## Your task
In the material below, identify each line bearing the word "structured". Reproduce those lines.

[Data records]
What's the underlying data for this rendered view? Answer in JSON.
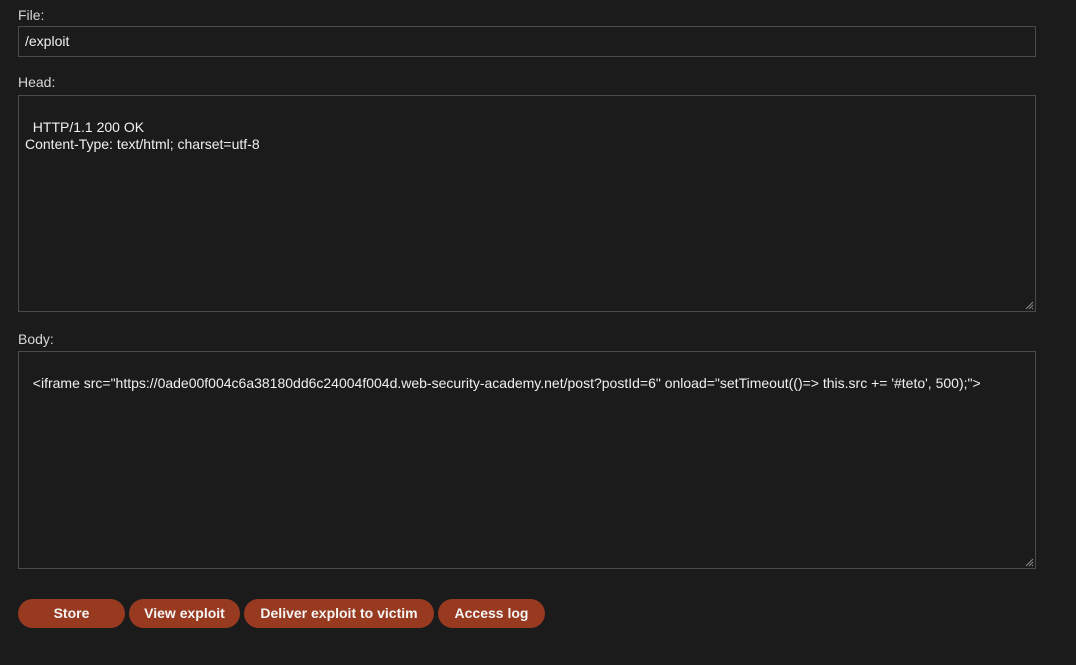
{
  "form": {
    "file_label": "File:",
    "file_value": "/exploit",
    "head_label": "Head:",
    "head_value": "HTTP/1.1 200 OK\nContent-Type: text/html; charset=utf-8",
    "body_label": "Body:",
    "body_value": "<iframe src=\"https://0ade00f004c6a38180dd6c24004f004d.web-security-academy.net/post?postId=6\" onload=\"setTimeout(()=> this.src += '#teto', 500);\">"
  },
  "buttons": {
    "store": "Store",
    "view": "View exploit",
    "deliver": "Deliver exploit to victim",
    "log": "Access log"
  },
  "colors": {
    "background": "#1b1b1b",
    "button": "#973a20",
    "border": "#4a4a4a"
  }
}
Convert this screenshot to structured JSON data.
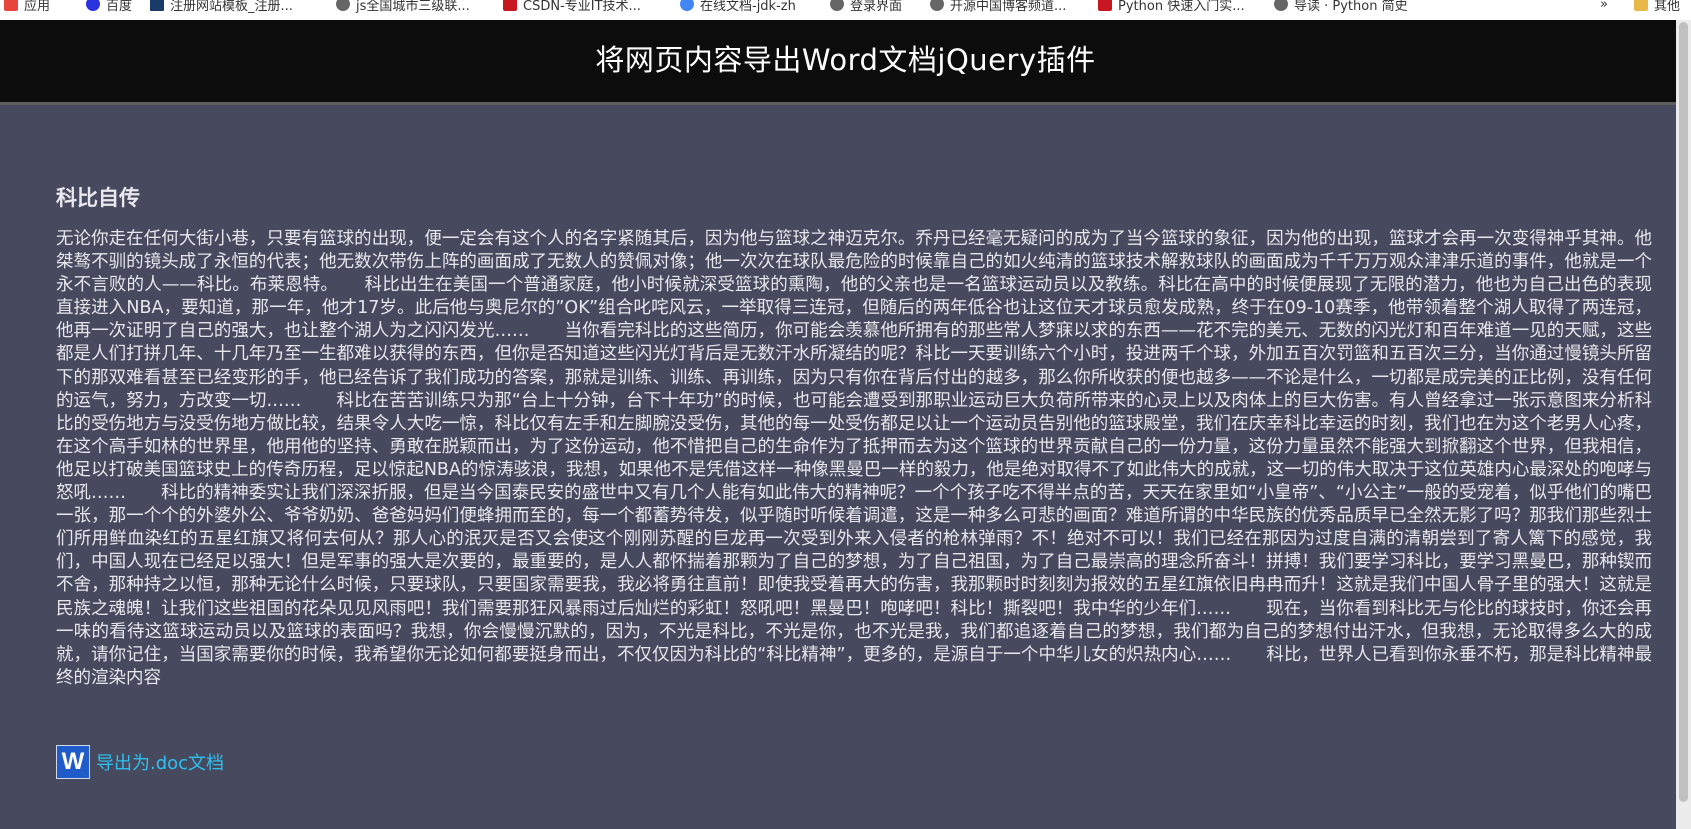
{
  "bookmarks": [
    {
      "label": "应用",
      "icon": "apps-grid-icon",
      "color": "#e8453c"
    },
    {
      "label": "百度",
      "icon": "baidu-paw-icon",
      "color": "#2932e1"
    },
    {
      "label": "注册网站模板_注册...",
      "icon": "site-favicon-icon",
      "color": "#1a3a6a"
    },
    {
      "label": "js全国城市三级联...",
      "icon": "globe-icon",
      "color": "#666666"
    },
    {
      "label": "CSDN-专业IT技术...",
      "icon": "csdn-icon",
      "color": "#c81623"
    },
    {
      "label": "在线文档-jdk-zh",
      "icon": "chrome-icon",
      "color": "#4285f4"
    },
    {
      "label": "登录界面",
      "icon": "globe-icon",
      "color": "#666666"
    },
    {
      "label": "开源中国博客频道...",
      "icon": "globe-icon",
      "color": "#666666"
    },
    {
      "label": "Python 快速入门实...",
      "icon": "csdn-icon",
      "color": "#c81623"
    },
    {
      "label": "导读 · Python 简史",
      "icon": "globe-icon",
      "color": "#666666"
    },
    {
      "label": "»",
      "icon": "",
      "color": "#666666"
    },
    {
      "label": "其他",
      "icon": "folder-icon",
      "color": "#e8b84a"
    }
  ],
  "header": {
    "title": "将网页内容导出Word文档jQuery插件"
  },
  "article": {
    "title": "科比自传",
    "body": "无论你走在任何大街小巷，只要有篮球的出现，便一定会有这个人的名字紧随其后，因为他与篮球之神迈克尔。乔丹已经毫无疑问的成为了当今篮球的象征，因为他的出现，篮球才会再一次变得神乎其神。他桀骜不驯的镜头成了永恒的代表；他无数次带伤上阵的画面成了无数人的赞佩对像；他一次次在球队最危险的时候靠自己的如火纯清的篮球技术解救球队的画面成为千千万万观众津津乐道的事件，他就是一个永不言败的人——科比。布莱恩特。　　科比出生在美国一个普通家庭，他小时候就深受篮球的熏陶，他的父亲也是一名篮球运动员以及教练。科比在高中的时候便展现了无限的潜力，他也为自己出色的表现直接进入NBA，要知道，那一年，他才17岁。此后他与奥尼尔的”OK”组合叱咤风云，一举取得三连冠，但随后的两年低谷也让这位天才球员愈发成熟，终于在09-10赛季，他带领着整个湖人取得了两连冠，他再一次证明了自己的强大，也让整个湖人为之闪闪发光……　　当你看完科比的这些简历，你可能会羡慕他所拥有的那些常人梦寐以求的东西——花不完的美元、无数的闪光灯和百年难道一见的天赋，这些都是人们打拼几年、十几年乃至一生都难以获得的东西，但你是否知道这些闪光灯背后是无数汗水所凝结的呢？科比一天要训练六个小时，投进两千个球，外加五百次罚篮和五百次三分，当你通过慢镜头所留下的那双难看甚至已经变形的手，他已经告诉了我们成功的答案，那就是训练、训练、再训练，因为只有你在背后付出的越多，那么你所收获的便也越多——不论是什么，一切都是成完美的正比例，没有任何的运气，努力，方改变一切……　　科比在苦苦训练只为那“台上十分钟，台下十年功”的时候，也可能会遭受到那职业运动巨大负荷所带来的心灵上以及肉体上的巨大伤害。有人曾经拿过一张示意图来分析科比的受伤地方与没受伤地方做比较，结果令人大吃一惊，科比仅有左手和左脚腕没受伤，其他的每一处受伤都足以让一个运动员告别他的篮球殿堂，我们在庆幸科比幸运的时刻，我们也在为这个老男人心疼，在这个高手如林的世界里，他用他的坚持、勇敢在脱颖而出，为了这份运动，他不惜把自己的生命作为了抵押而去为这个篮球的世界贡献自己的一份力量，这份力量虽然不能强大到掀翻这个世界，但我相信，他足以打破美国篮球史上的传奇历程，足以惊起NBA的惊涛骇浪，我想，如果他不是凭借这样一种像黑曼巴一样的毅力，他是绝对取得不了如此伟大的成就，这一切的伟大取决于这位英雄内心最深处的咆哮与怒吼……　　科比的精神委实让我们深深折服，但是当今国泰民安的盛世中又有几个人能有如此伟大的精神呢？一个个孩子吃不得半点的苦，天天在家里如“小皇帝”、“小公主”一般的受宠着，似乎他们的嘴巴一张，那一个个的外婆外公、爷爷奶奶、爸爸妈妈们便蜂拥而至的，每一个都蓄势待发，似乎随时听候着调遣，这是一种多么可悲的画面？难道所谓的中华民族的优秀品质早已全然无影了吗？那我们那些烈士们所用鲜血染红的五星红旗又将何去何从？那人心的泯灭是否又会使这个刚刚苏醒的巨龙再一次受到外来入侵者的枪林弹雨？不！绝对不可以！我们已经在那因为过度自满的清朝尝到了寄人篱下的感觉，我们，中国人现在已经足以强大！但是军事的强大是次要的，最重要的，是人人都怀揣着那颗为了自己的梦想，为了自己祖国，为了自己最崇高的理念所奋斗！拼搏！我们要学习科比，要学习黑曼巴，那种锲而不舍，那种持之以恒，那种无论什么时候，只要球队，只要国家需要我，我必将勇往直前！即使我受着再大的伤害，我那颗时时刻刻为报效的五星红旗依旧冉冉而升！这就是我们中国人骨子里的强大！这就是民族之魂魄！让我们这些祖国的花朵见见风雨吧！我们需要那狂风暴雨过后灿烂的彩虹！怒吼吧！黑曼巴！咆哮吧！科比！撕裂吧！我中华的少年们……　　现在，当你看到科比无与伦比的球技时，你还会再一味的看待这篮球运动员以及篮球的表面吗？我想，你会慢慢沉默的，因为，不光是科比，不光是你，也不光是我，我们都追逐着自己的梦想，我们都为自己的梦想付出汗水，但我想，无论取得多么大的成就，请你记住，当国家需要你的时候，我希望你无论如何都要挺身而出，不仅仅因为科比的“科比精神”，更多的，是源自于一个中华儿女的炽热内心……　　科比，世界人已看到你永垂不朽，那是科比精神最终的渲染内容"
  },
  "export": {
    "icon_letter": "W",
    "label": "导出为.doc文档"
  }
}
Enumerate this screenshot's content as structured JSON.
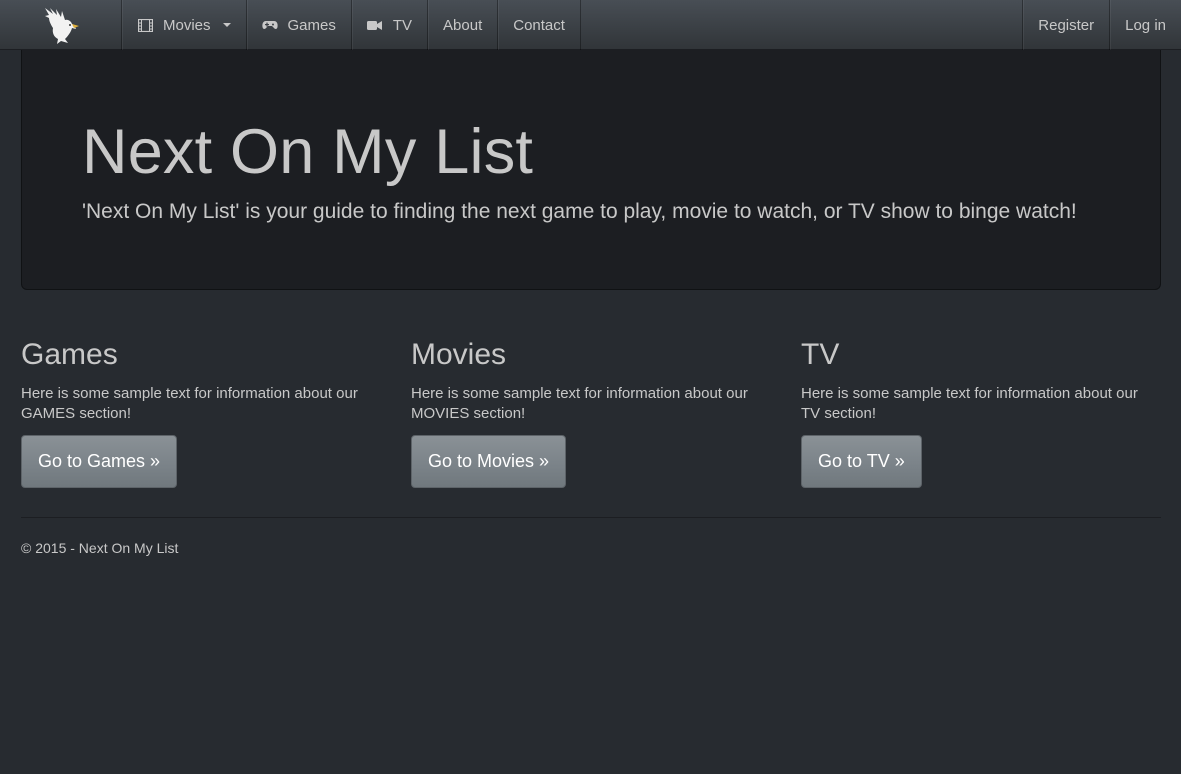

## Answer to the task
Convert this screenshot to structured JSON data.
Enumerate this screenshot's content as structured JSON.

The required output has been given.